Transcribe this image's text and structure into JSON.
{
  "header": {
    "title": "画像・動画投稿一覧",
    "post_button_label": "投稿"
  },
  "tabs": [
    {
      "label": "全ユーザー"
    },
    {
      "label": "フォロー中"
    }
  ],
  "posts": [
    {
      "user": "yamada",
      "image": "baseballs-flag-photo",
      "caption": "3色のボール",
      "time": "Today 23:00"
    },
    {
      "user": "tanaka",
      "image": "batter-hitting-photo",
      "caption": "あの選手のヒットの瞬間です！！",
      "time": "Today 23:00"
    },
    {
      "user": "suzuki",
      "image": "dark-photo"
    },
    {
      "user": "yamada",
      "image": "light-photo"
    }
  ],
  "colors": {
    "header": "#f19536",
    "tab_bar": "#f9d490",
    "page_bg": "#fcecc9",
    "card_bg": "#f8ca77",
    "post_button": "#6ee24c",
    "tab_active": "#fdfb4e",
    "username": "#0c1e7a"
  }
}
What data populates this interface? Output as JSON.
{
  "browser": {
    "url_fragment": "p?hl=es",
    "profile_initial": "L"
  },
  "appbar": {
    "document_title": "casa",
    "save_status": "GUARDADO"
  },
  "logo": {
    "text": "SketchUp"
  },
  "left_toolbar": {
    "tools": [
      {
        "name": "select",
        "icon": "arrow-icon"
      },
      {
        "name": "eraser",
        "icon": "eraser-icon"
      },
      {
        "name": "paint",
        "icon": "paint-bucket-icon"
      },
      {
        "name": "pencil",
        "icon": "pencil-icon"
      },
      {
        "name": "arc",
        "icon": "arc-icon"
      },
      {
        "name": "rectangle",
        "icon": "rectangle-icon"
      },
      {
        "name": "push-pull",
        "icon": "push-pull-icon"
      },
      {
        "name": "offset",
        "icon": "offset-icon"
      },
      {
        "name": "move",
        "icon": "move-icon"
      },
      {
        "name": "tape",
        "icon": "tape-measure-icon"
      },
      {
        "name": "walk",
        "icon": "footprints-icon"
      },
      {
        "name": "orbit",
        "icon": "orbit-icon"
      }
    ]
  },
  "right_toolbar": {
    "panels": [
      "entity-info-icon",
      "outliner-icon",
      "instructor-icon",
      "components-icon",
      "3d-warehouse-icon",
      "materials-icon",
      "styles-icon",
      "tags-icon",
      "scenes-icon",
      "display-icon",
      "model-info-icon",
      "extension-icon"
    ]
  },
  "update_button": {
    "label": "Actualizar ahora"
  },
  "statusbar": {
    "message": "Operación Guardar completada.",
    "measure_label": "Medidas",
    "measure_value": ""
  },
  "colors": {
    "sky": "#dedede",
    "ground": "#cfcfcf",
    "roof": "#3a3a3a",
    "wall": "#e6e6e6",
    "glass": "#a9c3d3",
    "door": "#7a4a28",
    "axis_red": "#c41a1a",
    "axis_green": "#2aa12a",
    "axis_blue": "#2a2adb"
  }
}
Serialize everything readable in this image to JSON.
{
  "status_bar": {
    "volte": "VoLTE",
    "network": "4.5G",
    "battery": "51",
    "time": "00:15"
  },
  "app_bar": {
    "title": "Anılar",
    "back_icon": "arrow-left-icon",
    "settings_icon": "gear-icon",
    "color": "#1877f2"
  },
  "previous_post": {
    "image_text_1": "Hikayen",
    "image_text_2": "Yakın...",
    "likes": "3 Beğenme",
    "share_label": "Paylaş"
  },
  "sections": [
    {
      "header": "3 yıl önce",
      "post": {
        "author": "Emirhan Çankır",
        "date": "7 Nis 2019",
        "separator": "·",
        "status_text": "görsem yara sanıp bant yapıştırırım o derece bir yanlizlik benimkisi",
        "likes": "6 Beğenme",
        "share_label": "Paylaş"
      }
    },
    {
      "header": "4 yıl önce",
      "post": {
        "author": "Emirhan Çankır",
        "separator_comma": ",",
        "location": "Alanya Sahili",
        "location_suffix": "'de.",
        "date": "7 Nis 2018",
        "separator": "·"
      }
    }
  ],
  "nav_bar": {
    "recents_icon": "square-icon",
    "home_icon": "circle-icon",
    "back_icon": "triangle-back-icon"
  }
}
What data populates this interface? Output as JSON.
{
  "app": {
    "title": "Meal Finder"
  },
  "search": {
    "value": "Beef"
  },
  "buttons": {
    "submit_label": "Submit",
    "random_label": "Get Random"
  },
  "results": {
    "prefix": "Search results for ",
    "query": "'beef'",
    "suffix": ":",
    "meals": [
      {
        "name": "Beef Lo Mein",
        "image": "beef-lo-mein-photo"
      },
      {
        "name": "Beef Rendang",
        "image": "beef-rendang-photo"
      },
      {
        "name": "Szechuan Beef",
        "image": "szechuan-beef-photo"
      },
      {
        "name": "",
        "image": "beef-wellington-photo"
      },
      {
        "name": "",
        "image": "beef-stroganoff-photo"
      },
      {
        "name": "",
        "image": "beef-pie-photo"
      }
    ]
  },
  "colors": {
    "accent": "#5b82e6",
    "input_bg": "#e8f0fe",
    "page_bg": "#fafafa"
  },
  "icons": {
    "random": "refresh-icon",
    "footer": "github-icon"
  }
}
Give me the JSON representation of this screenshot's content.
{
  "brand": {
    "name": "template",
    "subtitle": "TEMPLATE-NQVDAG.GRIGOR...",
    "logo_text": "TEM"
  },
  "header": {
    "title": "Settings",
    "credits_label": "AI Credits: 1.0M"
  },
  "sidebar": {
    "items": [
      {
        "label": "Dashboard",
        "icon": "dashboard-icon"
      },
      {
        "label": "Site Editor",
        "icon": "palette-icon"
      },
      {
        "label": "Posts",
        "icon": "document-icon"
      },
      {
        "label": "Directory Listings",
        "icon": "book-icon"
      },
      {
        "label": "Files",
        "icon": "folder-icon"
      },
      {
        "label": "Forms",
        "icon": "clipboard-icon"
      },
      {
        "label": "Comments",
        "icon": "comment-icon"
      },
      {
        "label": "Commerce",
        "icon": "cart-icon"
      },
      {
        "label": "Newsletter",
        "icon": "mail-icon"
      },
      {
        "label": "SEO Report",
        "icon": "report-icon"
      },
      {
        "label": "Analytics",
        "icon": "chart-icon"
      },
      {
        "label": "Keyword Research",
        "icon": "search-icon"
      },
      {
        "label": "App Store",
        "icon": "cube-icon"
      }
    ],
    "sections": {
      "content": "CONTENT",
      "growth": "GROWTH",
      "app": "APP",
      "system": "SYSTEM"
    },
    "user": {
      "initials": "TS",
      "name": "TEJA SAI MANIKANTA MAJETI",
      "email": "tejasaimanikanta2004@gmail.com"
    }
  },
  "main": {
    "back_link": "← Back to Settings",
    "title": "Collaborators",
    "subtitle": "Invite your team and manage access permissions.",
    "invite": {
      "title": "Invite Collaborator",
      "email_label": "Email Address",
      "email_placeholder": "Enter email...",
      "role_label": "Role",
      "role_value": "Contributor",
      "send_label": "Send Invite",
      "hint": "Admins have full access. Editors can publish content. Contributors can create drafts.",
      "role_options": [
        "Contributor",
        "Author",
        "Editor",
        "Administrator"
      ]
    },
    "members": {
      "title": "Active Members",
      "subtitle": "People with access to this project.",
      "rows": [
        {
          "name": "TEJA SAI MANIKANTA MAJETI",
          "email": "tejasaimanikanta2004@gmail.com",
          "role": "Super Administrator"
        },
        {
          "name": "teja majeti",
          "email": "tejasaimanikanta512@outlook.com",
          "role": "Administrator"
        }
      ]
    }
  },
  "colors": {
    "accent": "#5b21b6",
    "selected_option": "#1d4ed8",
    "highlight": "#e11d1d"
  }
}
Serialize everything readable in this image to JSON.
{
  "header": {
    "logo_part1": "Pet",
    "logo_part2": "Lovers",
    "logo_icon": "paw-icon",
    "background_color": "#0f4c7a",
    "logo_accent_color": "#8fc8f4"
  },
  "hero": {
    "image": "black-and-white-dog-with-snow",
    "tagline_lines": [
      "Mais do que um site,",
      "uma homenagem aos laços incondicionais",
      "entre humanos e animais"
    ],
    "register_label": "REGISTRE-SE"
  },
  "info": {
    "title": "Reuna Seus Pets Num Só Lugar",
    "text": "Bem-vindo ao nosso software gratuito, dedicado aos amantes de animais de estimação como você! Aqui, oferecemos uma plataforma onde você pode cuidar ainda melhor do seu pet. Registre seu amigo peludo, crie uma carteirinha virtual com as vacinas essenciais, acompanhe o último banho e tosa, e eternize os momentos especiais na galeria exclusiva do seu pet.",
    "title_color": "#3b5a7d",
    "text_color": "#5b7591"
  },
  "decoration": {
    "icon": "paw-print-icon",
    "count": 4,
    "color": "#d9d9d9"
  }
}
§ §
- **WHAT IS BEING ASKED**
Say only how many lines in the records carry the word "access".

- **ANSWER TO THIS TASK**
3